===== Records supplied

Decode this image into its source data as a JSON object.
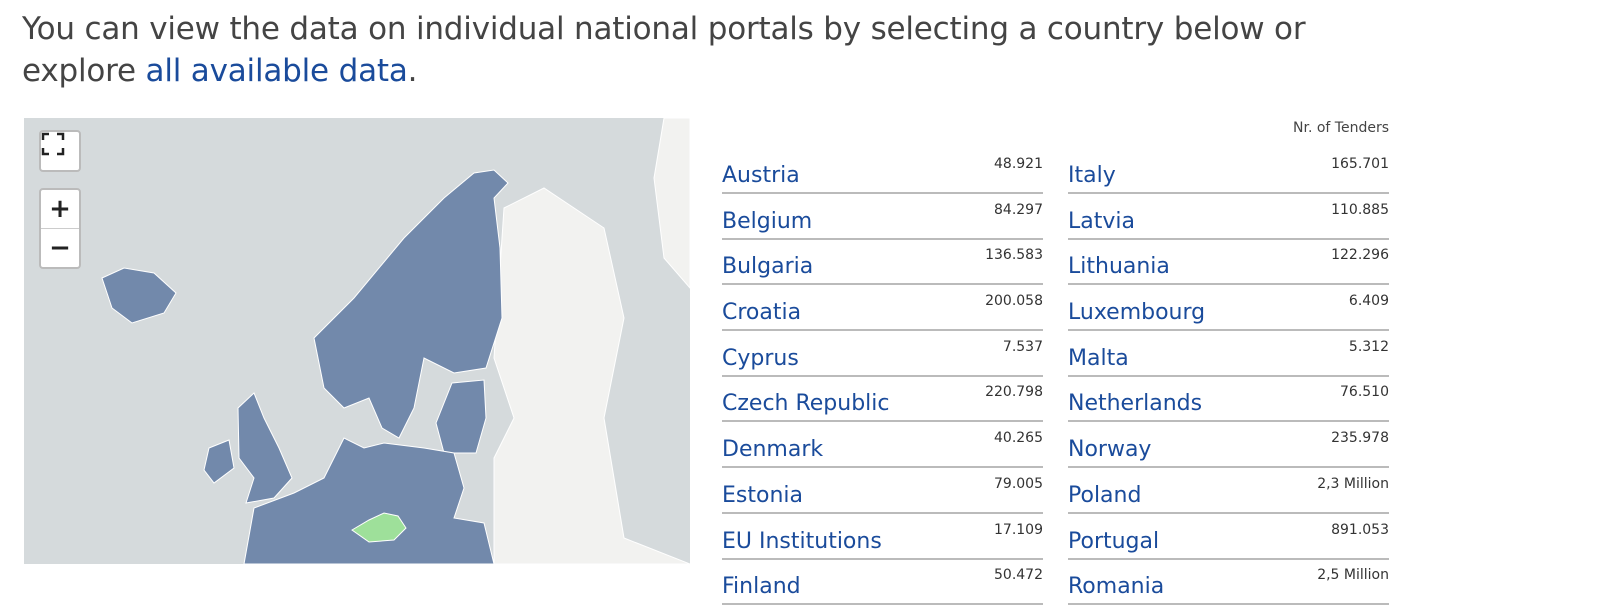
{
  "intro": {
    "text": "You can view the data on individual national portals by selecting a country below or explore",
    "link": "all available data",
    "end": "."
  },
  "map": {
    "zoom_in": "+",
    "zoom_out": "−"
  },
  "table": {
    "header": "Nr. of Tenders",
    "columns": [
      [
        {
          "name": "Austria",
          "value": "48.921"
        },
        {
          "name": "Belgium",
          "value": "84.297"
        },
        {
          "name": "Bulgaria",
          "value": "136.583"
        },
        {
          "name": "Croatia",
          "value": "200.058"
        },
        {
          "name": "Cyprus",
          "value": "7.537"
        },
        {
          "name": "Czech Republic",
          "value": "220.798"
        },
        {
          "name": "Denmark",
          "value": "40.265"
        },
        {
          "name": "Estonia",
          "value": "79.005"
        },
        {
          "name": "EU Institutions",
          "value": "17.109"
        },
        {
          "name": "Finland",
          "value": "50.472"
        }
      ],
      [
        {
          "name": "Italy",
          "value": "165.701"
        },
        {
          "name": "Latvia",
          "value": "110.885"
        },
        {
          "name": "Lithuania",
          "value": "122.296"
        },
        {
          "name": "Luxembourg",
          "value": "6.409"
        },
        {
          "name": "Malta",
          "value": "5.312"
        },
        {
          "name": "Netherlands",
          "value": "76.510"
        },
        {
          "name": "Norway",
          "value": "235.978"
        },
        {
          "name": "Poland",
          "value": "2,3 Million"
        },
        {
          "name": "Portugal",
          "value": "891.053"
        },
        {
          "name": "Romania",
          "value": "2,5 Million"
        }
      ]
    ]
  }
}
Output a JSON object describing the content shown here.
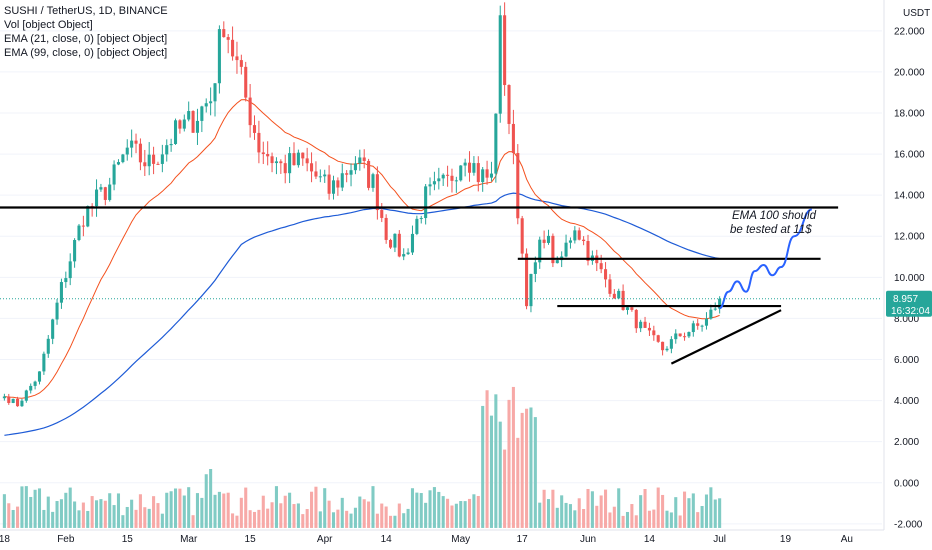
{
  "legend": {
    "title": "SUSHI / TetherUS, 1D, BINANCE",
    "lines": [
      "Vol [object Object]",
      "EMA (21, close, 0) [object Object]",
      "EMA (99, close, 0) [object Object]"
    ]
  },
  "currency": "USDT",
  "price_badge": {
    "price": "8.957",
    "countdown": "16:32:04"
  },
  "annotation": [
    "EMA 100 should",
    "be tested at 11$"
  ],
  "colors": {
    "up": "#26a69a",
    "down": "#ef5350",
    "up_vol": "#80cbc4",
    "down_vol": "#f7a9a7",
    "ema21": "#f4511e",
    "ema99": "#1e5bd6",
    "projection": "#2962ff",
    "badge": "#26a69a"
  },
  "chart_data": {
    "type": "candlestick",
    "y_ticks": [
      "22.000",
      "20.000",
      "18.000",
      "16.000",
      "14.000",
      "12.000",
      "10.000",
      "8.000",
      "6.000",
      "4.000",
      "2.000",
      "0.000",
      "-2.000"
    ],
    "y_tick_values": [
      22,
      20,
      18,
      16,
      14,
      12,
      10,
      8,
      6,
      4,
      2,
      0,
      -2
    ],
    "x_ticks": [
      "18",
      "Feb",
      "15",
      "Mar",
      "15",
      "Apr",
      "14",
      "May",
      "17",
      "Jun",
      "14",
      "Jul",
      "19",
      "Au"
    ],
    "x_tick_days": [
      0,
      14,
      28,
      42,
      56,
      73,
      87,
      104,
      118,
      133,
      147,
      163,
      178,
      192
    ],
    "ylim": [
      -2.3,
      23.5
    ],
    "xlim": [
      -1,
      200
    ],
    "anchors": [
      [
        0,
        4.2
      ],
      [
        3,
        3.8
      ],
      [
        8,
        5.3
      ],
      [
        13,
        9.5
      ],
      [
        18,
        13.0
      ],
      [
        24,
        14.5
      ],
      [
        28,
        16.2
      ],
      [
        33,
        15.5
      ],
      [
        38,
        16.8
      ],
      [
        42,
        17.5
      ],
      [
        47,
        18.7
      ],
      [
        50,
        22.6
      ],
      [
        54,
        19.5
      ],
      [
        58,
        16.4
      ],
      [
        63,
        15.4
      ],
      [
        68,
        15.6
      ],
      [
        74,
        14.2
      ],
      [
        80,
        15.7
      ],
      [
        84,
        14.6
      ],
      [
        87,
        12.2
      ],
      [
        91,
        11.0
      ],
      [
        96,
        13.9
      ],
      [
        101,
        14.6
      ],
      [
        105,
        16.2
      ],
      [
        108,
        15.0
      ],
      [
        111,
        14.8
      ],
      [
        113,
        22.0
      ],
      [
        116,
        15.5
      ],
      [
        119,
        9.0
      ],
      [
        123,
        12.2
      ],
      [
        126,
        10.4
      ],
      [
        130,
        12.6
      ],
      [
        134,
        10.8
      ],
      [
        138,
        9.6
      ],
      [
        142,
        8.4
      ],
      [
        146,
        7.3
      ],
      [
        150,
        6.5
      ],
      [
        154,
        7.2
      ],
      [
        158,
        7.6
      ],
      [
        160,
        7.9
      ],
      [
        163,
        8.957
      ]
    ],
    "horizontal_lines": [
      {
        "price": 13.4,
        "x_from": -1,
        "x_to": 190
      },
      {
        "price": 10.9,
        "x_from": 117,
        "x_to": 186
      },
      {
        "price": 8.6,
        "x_from": 126,
        "x_to": 177
      }
    ],
    "trend_line": {
      "from": [
        152,
        5.8
      ],
      "to": [
        177,
        8.4
      ]
    },
    "projection": [
      [
        163,
        8.5
      ],
      [
        165,
        9.3
      ],
      [
        167,
        9.8
      ],
      [
        169,
        9.3
      ],
      [
        171,
        10.3
      ],
      [
        173,
        10.6
      ],
      [
        175,
        10.1
      ],
      [
        177,
        10.5
      ],
      [
        180,
        12.0
      ],
      [
        184,
        13.3
      ]
    ],
    "current_price": 8.957
  }
}
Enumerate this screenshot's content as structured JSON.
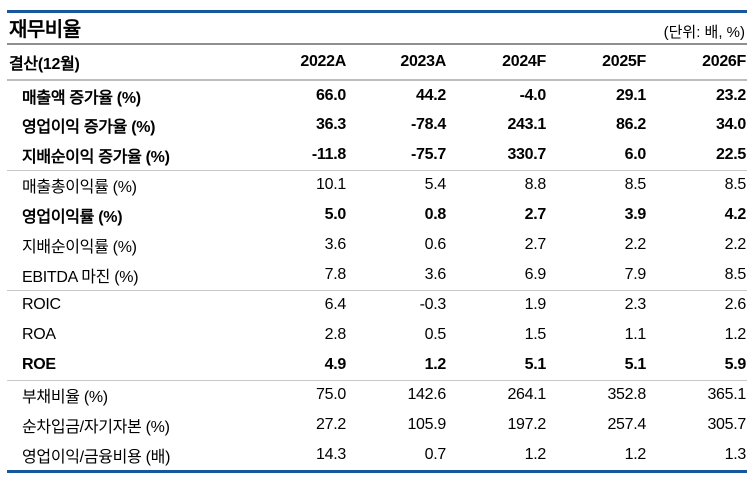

==========

**Direction:**
Search the data for "object" and list every line in which it occurs.

**Response for this exercise:**
Decode this image into its source data as a JSON object.
Output a JSON object describing the content shown here.
      "Vol [object Object]",
      "EMA (21, close, 0) [object Object]",
      "EMA (99, close, 0) [object Object]"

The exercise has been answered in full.